Find how many lines in the data below mention "Flüchtling". Give the number only.

-- begin PROVIDED ENTRIES --

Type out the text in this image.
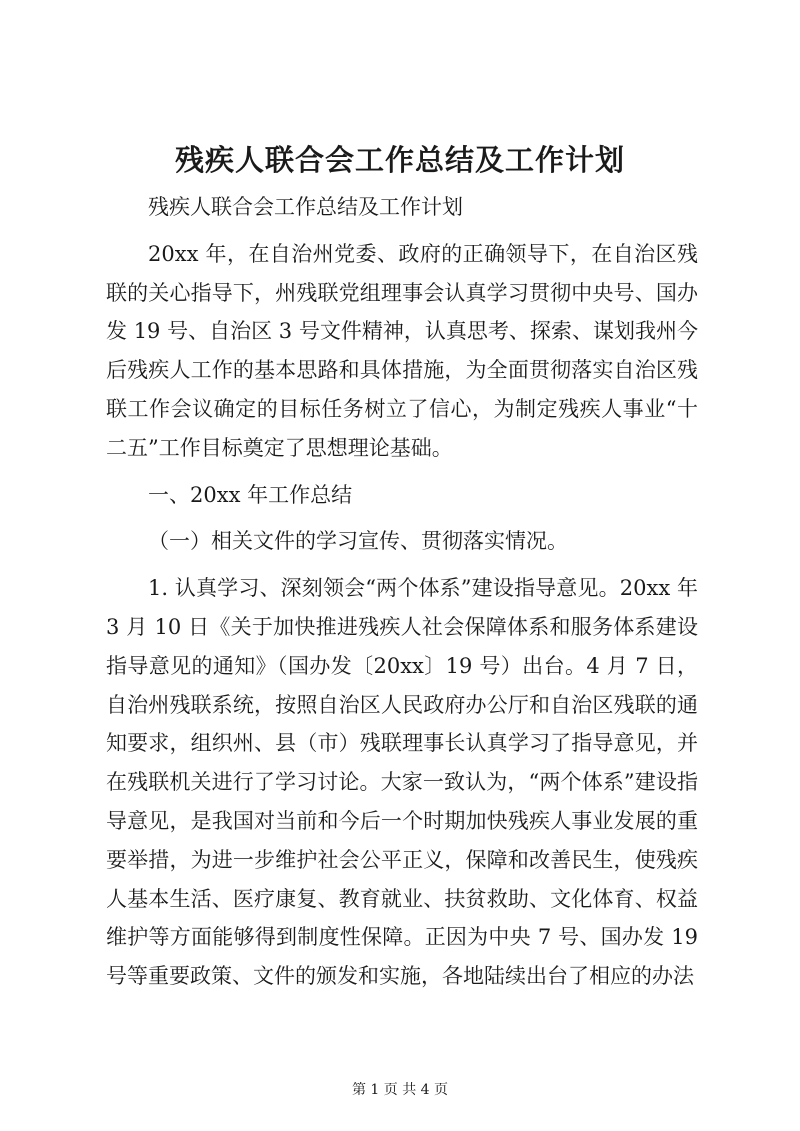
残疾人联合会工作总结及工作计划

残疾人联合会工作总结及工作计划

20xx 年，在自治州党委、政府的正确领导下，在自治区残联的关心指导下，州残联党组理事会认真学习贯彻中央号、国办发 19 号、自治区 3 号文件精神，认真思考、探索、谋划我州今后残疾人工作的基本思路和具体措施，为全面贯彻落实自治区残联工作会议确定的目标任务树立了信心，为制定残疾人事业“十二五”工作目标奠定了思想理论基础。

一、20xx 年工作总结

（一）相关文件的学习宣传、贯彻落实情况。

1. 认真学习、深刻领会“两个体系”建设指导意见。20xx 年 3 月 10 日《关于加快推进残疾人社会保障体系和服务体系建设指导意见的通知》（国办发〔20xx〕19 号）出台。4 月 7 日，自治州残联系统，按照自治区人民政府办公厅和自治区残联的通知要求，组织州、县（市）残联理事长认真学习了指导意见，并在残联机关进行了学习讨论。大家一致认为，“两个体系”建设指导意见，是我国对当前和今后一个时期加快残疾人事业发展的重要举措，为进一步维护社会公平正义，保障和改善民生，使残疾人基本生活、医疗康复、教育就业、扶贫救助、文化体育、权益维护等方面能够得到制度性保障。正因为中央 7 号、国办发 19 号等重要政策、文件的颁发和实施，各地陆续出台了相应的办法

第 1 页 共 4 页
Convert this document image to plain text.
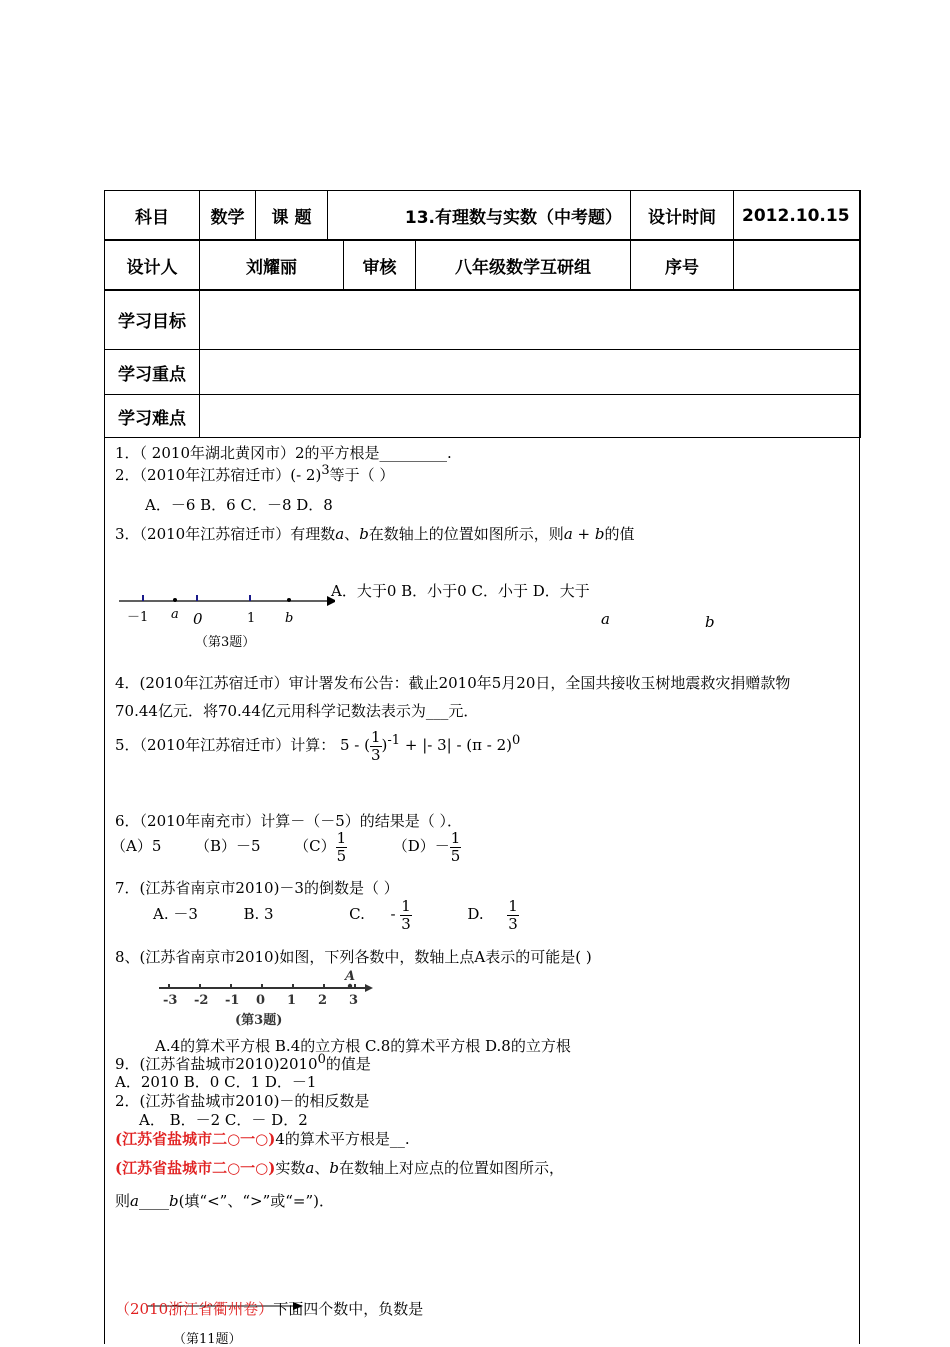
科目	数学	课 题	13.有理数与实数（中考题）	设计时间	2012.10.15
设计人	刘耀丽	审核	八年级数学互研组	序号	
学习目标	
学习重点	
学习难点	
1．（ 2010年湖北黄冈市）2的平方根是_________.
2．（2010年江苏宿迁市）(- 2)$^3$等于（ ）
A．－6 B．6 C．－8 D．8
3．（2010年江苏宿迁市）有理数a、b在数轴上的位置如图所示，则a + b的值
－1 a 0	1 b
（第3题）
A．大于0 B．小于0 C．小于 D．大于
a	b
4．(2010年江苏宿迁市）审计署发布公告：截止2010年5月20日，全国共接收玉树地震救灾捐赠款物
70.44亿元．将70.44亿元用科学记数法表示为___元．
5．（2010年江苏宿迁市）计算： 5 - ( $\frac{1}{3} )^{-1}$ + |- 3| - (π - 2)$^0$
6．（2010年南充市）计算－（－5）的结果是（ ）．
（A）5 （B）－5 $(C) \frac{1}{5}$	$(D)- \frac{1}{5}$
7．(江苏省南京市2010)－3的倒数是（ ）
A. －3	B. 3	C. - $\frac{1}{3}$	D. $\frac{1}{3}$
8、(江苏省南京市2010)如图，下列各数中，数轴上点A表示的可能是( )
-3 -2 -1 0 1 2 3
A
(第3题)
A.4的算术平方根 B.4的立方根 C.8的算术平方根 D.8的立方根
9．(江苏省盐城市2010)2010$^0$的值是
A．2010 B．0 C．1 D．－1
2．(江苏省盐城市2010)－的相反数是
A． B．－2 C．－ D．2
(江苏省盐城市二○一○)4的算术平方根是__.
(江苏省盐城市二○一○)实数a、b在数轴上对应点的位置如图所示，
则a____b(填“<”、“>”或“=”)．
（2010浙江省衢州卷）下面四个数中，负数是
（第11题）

-- end PROVIDED ENTRIES --
-- begin PROVIDED ENTRIES --

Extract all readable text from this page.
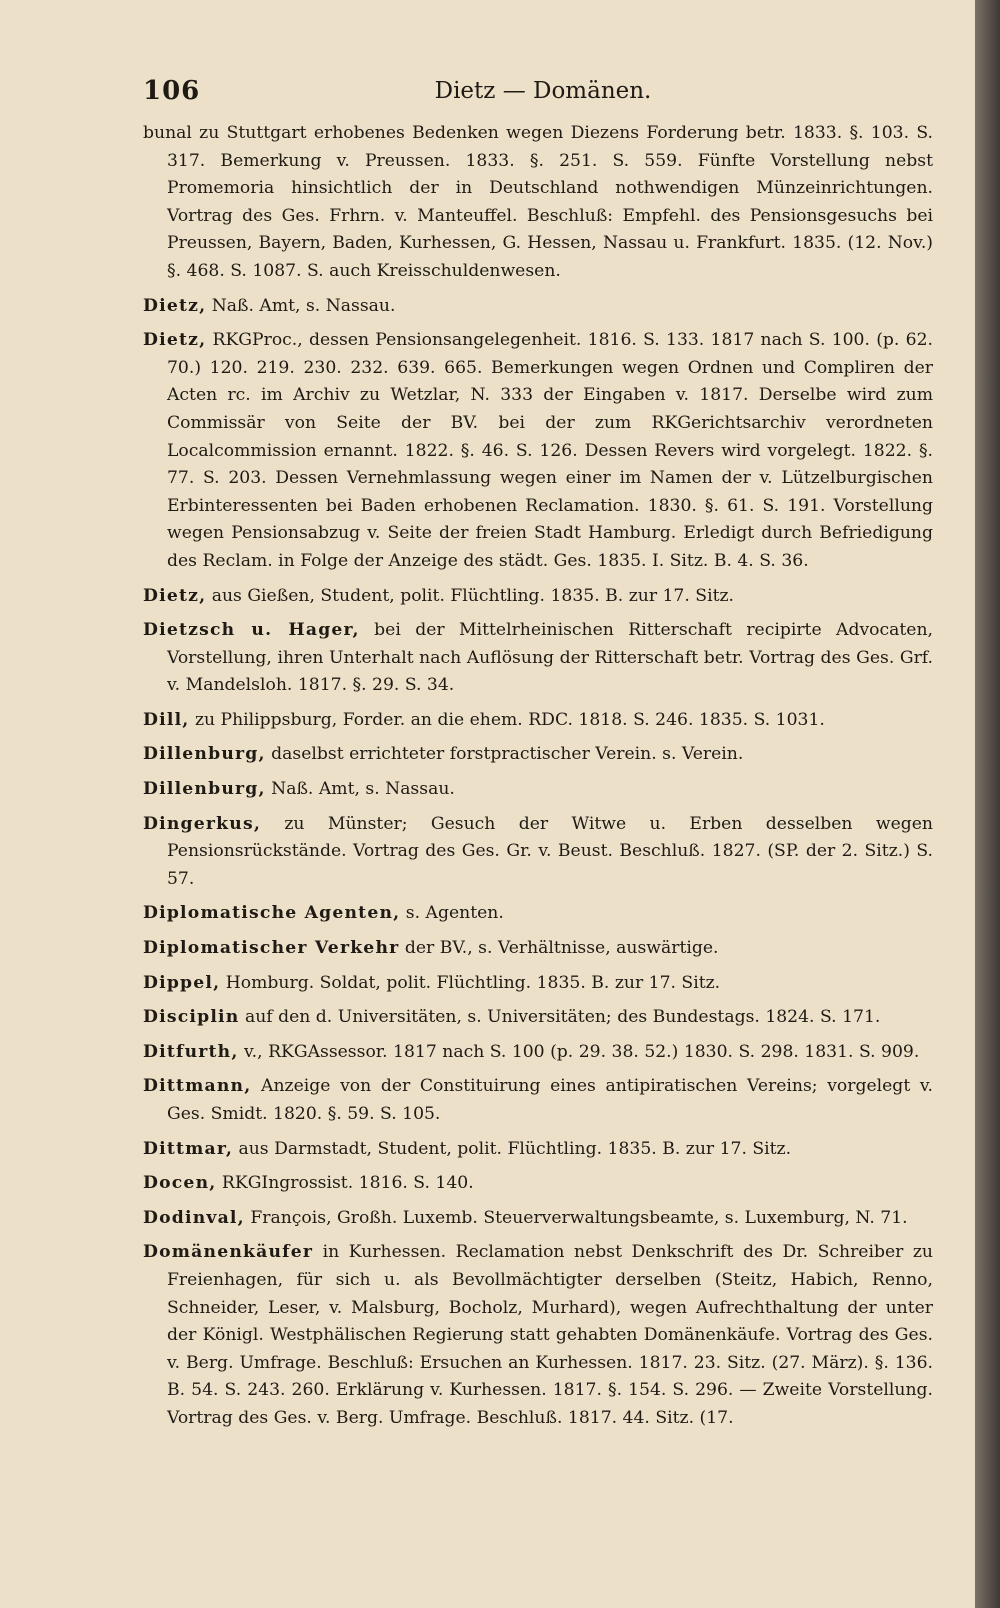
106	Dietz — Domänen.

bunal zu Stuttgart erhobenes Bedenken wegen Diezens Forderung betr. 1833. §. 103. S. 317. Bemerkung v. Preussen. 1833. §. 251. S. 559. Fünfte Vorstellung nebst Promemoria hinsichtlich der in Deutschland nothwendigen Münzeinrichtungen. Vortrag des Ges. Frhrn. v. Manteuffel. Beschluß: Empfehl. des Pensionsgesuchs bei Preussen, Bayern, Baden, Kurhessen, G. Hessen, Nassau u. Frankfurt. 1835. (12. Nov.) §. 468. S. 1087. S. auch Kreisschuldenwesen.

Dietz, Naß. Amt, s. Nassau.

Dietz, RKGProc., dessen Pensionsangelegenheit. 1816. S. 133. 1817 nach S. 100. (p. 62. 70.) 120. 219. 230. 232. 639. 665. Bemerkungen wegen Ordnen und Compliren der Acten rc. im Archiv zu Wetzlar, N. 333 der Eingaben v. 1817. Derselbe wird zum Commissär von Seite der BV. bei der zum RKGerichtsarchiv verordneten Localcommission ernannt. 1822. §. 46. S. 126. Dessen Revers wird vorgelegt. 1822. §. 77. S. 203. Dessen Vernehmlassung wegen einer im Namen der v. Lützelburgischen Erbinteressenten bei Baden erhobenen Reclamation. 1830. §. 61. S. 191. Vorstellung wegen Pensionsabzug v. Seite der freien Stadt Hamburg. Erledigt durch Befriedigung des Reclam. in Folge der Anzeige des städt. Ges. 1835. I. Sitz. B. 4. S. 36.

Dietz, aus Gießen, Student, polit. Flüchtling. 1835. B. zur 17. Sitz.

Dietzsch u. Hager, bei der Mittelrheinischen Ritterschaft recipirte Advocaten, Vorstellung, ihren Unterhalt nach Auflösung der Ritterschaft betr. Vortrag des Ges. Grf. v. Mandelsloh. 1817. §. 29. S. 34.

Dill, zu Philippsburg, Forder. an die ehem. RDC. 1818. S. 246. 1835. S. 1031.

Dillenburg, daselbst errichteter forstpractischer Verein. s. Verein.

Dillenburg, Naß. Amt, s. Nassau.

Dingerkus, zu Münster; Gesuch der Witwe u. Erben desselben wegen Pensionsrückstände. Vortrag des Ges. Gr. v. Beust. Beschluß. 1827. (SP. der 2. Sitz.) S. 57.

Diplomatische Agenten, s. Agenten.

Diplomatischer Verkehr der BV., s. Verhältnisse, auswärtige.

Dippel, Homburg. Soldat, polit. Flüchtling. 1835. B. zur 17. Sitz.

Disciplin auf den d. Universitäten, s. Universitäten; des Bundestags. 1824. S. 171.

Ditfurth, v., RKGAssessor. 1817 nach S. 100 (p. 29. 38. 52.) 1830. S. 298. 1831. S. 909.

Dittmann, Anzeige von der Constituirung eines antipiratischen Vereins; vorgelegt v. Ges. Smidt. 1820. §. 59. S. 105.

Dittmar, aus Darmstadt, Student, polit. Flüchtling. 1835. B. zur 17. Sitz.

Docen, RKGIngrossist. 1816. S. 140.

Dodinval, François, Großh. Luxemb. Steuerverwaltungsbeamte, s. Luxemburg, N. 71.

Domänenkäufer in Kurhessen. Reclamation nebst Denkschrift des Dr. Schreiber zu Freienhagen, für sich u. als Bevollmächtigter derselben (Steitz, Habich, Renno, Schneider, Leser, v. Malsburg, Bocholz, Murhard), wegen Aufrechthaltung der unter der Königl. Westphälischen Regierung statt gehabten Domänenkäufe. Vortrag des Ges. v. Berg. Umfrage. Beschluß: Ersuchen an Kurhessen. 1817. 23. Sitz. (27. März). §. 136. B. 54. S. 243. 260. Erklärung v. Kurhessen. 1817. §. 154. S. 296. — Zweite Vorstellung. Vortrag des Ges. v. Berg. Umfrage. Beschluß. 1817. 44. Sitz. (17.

-- end PROVIDED ENTRIES --

OUTPUT: 3